Task description: Wherever the string "eBird" appears in a line, extract that line.

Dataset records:
□ □ □ □

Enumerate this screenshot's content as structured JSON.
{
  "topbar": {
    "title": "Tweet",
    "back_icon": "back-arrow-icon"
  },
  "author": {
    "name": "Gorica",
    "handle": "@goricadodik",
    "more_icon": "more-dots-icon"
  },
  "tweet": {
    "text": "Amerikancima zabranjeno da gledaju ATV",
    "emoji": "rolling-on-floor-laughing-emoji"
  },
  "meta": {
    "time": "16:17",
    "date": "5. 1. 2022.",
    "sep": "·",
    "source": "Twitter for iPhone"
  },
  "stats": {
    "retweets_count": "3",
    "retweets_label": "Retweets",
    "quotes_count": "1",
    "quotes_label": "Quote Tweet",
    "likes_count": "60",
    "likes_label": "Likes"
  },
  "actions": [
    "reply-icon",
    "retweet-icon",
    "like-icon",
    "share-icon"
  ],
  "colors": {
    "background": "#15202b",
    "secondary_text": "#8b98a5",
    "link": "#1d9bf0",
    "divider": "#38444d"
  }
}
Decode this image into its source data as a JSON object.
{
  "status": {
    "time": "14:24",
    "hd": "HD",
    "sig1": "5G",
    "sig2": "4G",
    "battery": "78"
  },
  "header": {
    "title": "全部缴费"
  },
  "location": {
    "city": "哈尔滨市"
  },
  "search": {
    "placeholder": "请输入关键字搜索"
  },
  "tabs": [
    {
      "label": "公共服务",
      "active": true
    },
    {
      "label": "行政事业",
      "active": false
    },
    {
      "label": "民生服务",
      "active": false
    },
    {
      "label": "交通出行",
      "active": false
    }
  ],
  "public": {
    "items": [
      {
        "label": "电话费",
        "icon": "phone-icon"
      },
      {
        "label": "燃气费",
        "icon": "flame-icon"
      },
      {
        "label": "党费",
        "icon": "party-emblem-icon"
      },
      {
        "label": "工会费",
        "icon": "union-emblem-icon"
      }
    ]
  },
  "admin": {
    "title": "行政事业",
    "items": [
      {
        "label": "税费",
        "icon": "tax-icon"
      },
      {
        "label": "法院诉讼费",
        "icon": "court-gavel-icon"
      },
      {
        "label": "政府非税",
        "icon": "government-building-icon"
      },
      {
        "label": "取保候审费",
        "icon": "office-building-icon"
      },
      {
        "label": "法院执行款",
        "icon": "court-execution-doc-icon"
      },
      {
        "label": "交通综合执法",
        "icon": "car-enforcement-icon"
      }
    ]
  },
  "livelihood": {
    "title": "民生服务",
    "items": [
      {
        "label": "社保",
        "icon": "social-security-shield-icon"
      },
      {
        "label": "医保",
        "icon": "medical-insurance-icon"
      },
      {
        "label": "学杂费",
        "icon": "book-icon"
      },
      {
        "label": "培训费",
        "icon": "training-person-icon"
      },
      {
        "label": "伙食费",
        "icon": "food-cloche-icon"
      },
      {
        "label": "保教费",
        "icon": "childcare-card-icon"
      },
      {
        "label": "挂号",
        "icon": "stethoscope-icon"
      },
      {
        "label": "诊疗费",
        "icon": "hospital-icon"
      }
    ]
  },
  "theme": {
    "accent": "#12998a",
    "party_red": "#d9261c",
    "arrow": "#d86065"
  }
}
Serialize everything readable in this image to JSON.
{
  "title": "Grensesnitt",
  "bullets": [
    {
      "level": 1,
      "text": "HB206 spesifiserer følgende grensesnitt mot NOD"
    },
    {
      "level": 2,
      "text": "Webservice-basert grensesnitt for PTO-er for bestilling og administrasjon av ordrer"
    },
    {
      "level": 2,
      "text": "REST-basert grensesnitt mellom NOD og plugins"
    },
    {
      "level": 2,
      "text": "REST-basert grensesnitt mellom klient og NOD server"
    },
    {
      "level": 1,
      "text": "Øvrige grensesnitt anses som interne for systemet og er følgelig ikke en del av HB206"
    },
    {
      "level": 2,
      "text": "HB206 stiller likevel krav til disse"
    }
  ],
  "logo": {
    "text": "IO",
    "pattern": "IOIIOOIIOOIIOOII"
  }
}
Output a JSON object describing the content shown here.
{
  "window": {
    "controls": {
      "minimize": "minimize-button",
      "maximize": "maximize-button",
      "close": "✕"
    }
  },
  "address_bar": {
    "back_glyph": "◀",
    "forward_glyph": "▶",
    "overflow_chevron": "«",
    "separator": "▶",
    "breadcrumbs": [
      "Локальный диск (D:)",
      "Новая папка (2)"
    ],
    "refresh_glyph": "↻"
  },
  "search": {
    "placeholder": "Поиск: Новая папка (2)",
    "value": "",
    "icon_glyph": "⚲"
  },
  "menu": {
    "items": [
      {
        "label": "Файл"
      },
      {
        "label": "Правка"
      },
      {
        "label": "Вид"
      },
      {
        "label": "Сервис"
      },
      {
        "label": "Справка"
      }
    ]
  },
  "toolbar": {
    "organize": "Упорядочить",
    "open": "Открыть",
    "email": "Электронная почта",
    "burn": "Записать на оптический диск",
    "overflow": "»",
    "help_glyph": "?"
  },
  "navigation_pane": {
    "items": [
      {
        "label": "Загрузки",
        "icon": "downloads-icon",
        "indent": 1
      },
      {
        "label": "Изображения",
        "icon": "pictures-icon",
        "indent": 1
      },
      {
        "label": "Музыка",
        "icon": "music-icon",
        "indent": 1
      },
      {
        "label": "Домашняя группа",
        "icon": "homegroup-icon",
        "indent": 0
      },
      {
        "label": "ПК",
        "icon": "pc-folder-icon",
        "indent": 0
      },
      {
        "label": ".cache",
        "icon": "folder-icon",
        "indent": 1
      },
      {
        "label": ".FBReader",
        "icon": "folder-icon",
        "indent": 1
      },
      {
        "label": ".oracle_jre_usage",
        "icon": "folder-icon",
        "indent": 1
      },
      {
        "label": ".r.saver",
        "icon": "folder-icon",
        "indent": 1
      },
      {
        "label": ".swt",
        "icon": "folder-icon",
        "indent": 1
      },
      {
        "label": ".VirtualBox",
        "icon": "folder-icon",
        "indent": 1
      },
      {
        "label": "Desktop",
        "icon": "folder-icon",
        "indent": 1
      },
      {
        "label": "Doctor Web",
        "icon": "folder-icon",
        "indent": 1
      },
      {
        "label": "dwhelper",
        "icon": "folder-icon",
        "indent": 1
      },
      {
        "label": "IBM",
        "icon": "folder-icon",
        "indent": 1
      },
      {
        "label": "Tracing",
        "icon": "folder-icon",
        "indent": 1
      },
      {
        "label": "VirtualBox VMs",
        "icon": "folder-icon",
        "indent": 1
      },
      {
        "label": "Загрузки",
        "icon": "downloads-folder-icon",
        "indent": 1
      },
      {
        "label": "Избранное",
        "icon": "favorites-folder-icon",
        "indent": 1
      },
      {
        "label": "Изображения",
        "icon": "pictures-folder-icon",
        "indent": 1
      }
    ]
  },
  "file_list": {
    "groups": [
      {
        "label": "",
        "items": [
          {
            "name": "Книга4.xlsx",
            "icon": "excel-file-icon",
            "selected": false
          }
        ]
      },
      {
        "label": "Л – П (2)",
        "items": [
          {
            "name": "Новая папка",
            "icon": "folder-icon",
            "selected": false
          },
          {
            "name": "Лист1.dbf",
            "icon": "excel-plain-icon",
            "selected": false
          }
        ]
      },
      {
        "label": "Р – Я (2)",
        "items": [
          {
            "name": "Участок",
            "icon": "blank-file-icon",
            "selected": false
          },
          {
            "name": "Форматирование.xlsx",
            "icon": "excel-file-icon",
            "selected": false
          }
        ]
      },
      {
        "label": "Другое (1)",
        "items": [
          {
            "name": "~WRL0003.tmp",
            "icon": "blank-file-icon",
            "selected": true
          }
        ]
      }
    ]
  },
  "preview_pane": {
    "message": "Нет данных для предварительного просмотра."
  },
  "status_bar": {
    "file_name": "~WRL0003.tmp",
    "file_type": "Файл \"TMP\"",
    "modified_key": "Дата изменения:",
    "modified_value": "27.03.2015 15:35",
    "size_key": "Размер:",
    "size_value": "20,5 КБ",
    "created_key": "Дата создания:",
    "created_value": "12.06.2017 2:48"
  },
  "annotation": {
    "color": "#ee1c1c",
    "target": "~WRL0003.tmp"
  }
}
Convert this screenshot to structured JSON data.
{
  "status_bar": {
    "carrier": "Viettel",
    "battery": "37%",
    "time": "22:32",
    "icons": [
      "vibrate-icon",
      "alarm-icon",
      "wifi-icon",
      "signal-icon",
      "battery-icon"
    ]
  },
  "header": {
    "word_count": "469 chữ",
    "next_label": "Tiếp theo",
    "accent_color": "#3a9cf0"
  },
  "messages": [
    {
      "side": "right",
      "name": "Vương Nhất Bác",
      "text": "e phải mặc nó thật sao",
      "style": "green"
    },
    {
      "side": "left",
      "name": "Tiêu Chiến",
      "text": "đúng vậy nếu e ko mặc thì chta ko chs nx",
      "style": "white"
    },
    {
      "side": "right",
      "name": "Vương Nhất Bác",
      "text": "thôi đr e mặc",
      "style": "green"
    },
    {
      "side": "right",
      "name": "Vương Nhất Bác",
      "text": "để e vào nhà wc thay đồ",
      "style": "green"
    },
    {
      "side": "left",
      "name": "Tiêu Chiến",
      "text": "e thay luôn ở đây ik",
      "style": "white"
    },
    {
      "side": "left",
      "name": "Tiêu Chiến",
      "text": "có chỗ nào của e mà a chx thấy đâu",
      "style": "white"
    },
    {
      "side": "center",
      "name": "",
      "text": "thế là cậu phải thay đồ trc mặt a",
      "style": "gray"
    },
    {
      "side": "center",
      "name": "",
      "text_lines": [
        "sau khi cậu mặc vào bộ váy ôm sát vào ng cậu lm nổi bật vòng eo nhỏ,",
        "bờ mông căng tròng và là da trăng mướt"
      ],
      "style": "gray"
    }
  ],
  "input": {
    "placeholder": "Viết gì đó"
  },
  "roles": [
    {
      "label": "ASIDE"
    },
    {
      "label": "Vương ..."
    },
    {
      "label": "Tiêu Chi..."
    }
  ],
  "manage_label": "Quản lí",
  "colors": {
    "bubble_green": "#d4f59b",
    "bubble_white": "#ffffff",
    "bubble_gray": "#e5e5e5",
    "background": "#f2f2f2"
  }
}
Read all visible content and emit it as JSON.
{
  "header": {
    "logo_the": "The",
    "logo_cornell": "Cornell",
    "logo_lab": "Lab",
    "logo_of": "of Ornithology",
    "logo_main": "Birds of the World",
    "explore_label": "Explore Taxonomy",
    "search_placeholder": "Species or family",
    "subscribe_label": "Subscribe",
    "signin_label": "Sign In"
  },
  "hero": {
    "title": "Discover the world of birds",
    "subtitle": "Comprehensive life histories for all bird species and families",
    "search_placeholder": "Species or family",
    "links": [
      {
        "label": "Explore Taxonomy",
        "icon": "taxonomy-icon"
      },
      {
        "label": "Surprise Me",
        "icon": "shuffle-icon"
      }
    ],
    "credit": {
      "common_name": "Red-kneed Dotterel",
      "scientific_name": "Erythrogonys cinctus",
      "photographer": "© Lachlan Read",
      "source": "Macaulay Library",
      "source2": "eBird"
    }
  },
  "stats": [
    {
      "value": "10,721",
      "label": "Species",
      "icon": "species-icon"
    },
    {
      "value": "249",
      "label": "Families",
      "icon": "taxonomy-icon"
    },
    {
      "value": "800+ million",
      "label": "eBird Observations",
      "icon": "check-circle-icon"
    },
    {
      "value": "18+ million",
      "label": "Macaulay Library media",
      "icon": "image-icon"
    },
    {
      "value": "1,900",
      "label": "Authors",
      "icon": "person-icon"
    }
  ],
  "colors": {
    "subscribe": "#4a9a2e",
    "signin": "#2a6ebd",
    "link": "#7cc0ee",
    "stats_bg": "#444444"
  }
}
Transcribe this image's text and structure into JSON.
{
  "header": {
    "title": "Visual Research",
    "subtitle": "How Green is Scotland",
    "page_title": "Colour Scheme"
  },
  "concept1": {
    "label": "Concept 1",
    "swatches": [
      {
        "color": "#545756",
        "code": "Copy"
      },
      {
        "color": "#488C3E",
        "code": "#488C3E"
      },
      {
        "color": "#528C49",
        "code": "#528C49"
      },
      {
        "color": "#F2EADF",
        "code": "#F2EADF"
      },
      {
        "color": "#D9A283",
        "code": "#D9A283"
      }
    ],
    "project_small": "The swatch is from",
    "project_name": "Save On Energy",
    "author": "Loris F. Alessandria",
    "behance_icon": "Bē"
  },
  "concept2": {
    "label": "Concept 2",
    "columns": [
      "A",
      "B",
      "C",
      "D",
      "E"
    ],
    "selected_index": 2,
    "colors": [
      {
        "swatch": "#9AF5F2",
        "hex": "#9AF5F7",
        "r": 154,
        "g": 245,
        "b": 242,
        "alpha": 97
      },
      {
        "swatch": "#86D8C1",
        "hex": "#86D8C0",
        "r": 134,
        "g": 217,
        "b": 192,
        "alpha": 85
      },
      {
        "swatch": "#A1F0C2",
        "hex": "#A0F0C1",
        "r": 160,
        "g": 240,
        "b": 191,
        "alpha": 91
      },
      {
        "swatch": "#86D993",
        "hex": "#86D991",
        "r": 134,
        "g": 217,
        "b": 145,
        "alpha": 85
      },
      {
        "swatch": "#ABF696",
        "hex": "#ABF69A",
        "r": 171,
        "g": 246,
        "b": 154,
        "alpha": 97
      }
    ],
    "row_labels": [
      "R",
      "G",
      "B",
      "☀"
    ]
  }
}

□ □ □ □

Solution:
      "source2": "eBird"
      "label": "eBird Observations",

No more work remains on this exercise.